**Exercise brief**
Word for word, transcribe the lines below and drop the pictures.

Saved data entries:
..........

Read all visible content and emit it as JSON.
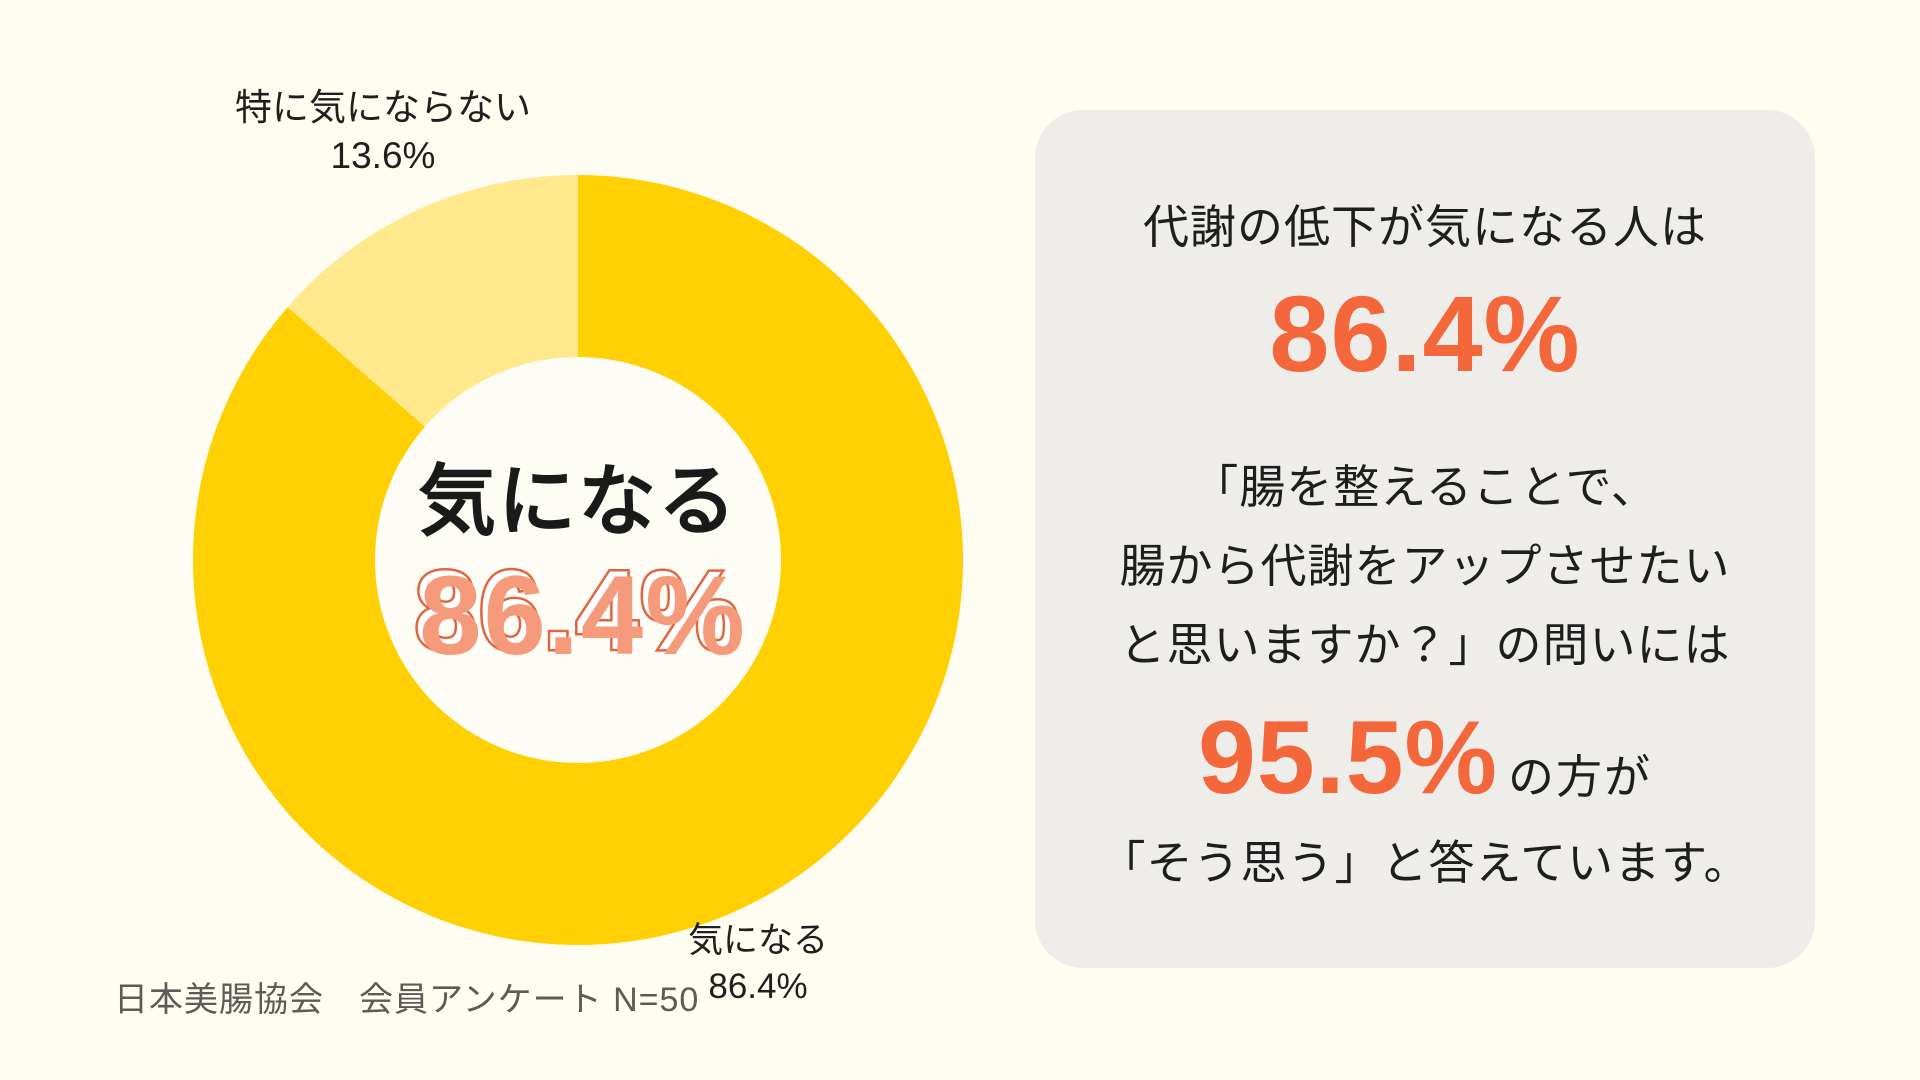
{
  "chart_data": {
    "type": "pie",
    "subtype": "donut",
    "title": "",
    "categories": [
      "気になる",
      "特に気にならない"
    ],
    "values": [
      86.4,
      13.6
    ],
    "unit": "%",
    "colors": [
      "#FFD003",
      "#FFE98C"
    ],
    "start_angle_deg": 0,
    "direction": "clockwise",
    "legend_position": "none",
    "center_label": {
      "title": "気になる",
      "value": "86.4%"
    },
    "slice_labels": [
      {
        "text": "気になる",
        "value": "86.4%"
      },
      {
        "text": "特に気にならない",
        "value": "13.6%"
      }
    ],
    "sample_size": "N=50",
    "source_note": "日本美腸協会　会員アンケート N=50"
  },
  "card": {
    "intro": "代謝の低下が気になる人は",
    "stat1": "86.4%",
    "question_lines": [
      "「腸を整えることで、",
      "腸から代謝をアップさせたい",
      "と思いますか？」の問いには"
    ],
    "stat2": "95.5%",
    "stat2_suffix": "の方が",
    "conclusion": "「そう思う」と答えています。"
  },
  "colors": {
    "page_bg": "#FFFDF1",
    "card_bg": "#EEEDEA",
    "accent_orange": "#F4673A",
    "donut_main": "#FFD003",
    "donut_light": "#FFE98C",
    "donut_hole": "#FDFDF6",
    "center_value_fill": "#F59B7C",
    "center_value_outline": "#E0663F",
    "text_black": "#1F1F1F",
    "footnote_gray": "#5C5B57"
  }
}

..........

**Result of this exercise**
Read all visible content and emit it as JSON.
{
  "chart_data": {
    "type": "pie",
    "subtype": "donut",
    "title": "",
    "categories": [
      "気になる",
      "特に気にならない"
    ],
    "values": [
      86.4,
      13.6
    ],
    "unit": "%",
    "colors": [
      "#FFD003",
      "#FFE98C"
    ],
    "start_angle_deg": 0,
    "direction": "clockwise",
    "legend_position": "none",
    "center_label": {
      "title": "気になる",
      "value": "86.4%"
    },
    "slice_labels": [
      {
        "text": "気になる",
        "value": "86.4%"
      },
      {
        "text": "特に気にならない",
        "value": "13.6%"
      }
    ],
    "sample_size": "N=50",
    "source_note": "日本美腸協会　会員アンケート N=50"
  },
  "card": {
    "intro": "代謝の低下が気になる人は",
    "stat1": "86.4%",
    "question_lines": [
      "「腸を整えることで、",
      "腸から代謝をアップさせたい",
      "と思いますか？」の問いには"
    ],
    "stat2": "95.5%",
    "stat2_suffix": "の方が",
    "conclusion": "「そう思う」と答えています。"
  },
  "colors": {
    "page_bg": "#FFFDF1",
    "card_bg": "#EEEDEA",
    "accent_orange": "#F4673A",
    "donut_main": "#FFD003",
    "donut_light": "#FFE98C",
    "donut_hole": "#FDFDF6",
    "center_value_fill": "#F59B7C",
    "center_value_outline": "#E0663F",
    "text_black": "#1F1F1F",
    "footnote_gray": "#5C5B57"
  }
}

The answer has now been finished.